Task to complete:
Review the listing and copy each line that holds the word "знании".

Items from a data source

[start]

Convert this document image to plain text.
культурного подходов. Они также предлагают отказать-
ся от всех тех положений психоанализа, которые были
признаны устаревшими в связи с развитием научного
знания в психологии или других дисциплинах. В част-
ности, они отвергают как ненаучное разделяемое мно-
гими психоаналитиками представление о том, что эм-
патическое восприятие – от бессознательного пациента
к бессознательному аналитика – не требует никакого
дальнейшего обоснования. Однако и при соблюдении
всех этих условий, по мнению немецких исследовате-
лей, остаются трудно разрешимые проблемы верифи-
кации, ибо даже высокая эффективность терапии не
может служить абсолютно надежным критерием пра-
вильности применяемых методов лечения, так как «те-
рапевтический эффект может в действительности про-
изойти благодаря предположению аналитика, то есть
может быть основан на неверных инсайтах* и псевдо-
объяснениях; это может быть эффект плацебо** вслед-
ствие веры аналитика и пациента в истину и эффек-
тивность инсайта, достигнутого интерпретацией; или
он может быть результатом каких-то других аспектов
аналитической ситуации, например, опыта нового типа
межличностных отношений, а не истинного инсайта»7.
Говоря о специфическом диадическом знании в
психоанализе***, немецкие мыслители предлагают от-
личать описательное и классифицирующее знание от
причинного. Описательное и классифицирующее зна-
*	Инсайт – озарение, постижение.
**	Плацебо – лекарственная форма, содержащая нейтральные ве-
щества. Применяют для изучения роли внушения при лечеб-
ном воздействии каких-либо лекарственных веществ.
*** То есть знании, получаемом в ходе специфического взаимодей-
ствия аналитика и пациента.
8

[end]

Solution for this task:
Говоря о специфическом диадическом знании в
*** То есть знании, получаемом в ходе специфического взаимодей-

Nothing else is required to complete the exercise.